* Start *

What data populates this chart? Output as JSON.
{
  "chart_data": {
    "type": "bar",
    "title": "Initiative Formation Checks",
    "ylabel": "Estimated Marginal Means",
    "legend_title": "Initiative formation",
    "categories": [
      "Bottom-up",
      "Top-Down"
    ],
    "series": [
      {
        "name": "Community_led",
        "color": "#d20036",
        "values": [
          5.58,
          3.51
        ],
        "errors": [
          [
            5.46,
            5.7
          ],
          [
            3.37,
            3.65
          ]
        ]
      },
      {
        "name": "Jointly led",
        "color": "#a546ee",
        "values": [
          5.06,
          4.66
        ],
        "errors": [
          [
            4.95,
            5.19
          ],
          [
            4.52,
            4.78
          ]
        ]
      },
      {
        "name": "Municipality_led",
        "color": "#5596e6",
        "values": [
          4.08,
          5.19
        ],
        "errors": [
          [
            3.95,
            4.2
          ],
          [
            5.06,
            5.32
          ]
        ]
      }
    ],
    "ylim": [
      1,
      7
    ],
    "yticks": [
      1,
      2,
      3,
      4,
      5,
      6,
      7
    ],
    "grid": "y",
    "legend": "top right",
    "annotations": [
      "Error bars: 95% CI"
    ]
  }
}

* End *

### Do this
In full and verbatim, repeat the records given above.

### Solution to this exercise
What data populates this chart? Output as JSON.
{
  "chart_data": {
    "type": "bar",
    "title": "Initiative Formation Checks",
    "ylabel": "Estimated Marginal Means",
    "legend_title": "Initiative formation",
    "categories": [
      "Bottom-up",
      "Top-Down"
    ],
    "series": [
      {
        "name": "Community_led",
        "color": "#d20036",
        "values": [
          5.58,
          3.51
        ],
        "errors": [
          [
            5.46,
            5.7
          ],
          [
            3.37,
            3.65
          ]
        ]
      },
      {
        "name": "Jointly led",
        "color": "#a546ee",
        "values": [
          5.06,
          4.66
        ],
        "errors": [
          [
            4.95,
            5.19
          ],
          [
            4.52,
            4.78
          ]
        ]
      },
      {
        "name": "Municipality_led",
        "color": "#5596e6",
        "values": [
          4.08,
          5.19
        ],
        "errors": [
          [
            3.95,
            4.2
          ],
          [
            5.06,
            5.32
          ]
        ]
      }
    ],
    "ylim": [
      1,
      7
    ],
    "yticks": [
      1,
      2,
      3,
      4,
      5,
      6,
      7
    ],
    "grid": "y",
    "legend": "top right",
    "annotations": [
      "Error bars: 95% CI"
    ]
  }
}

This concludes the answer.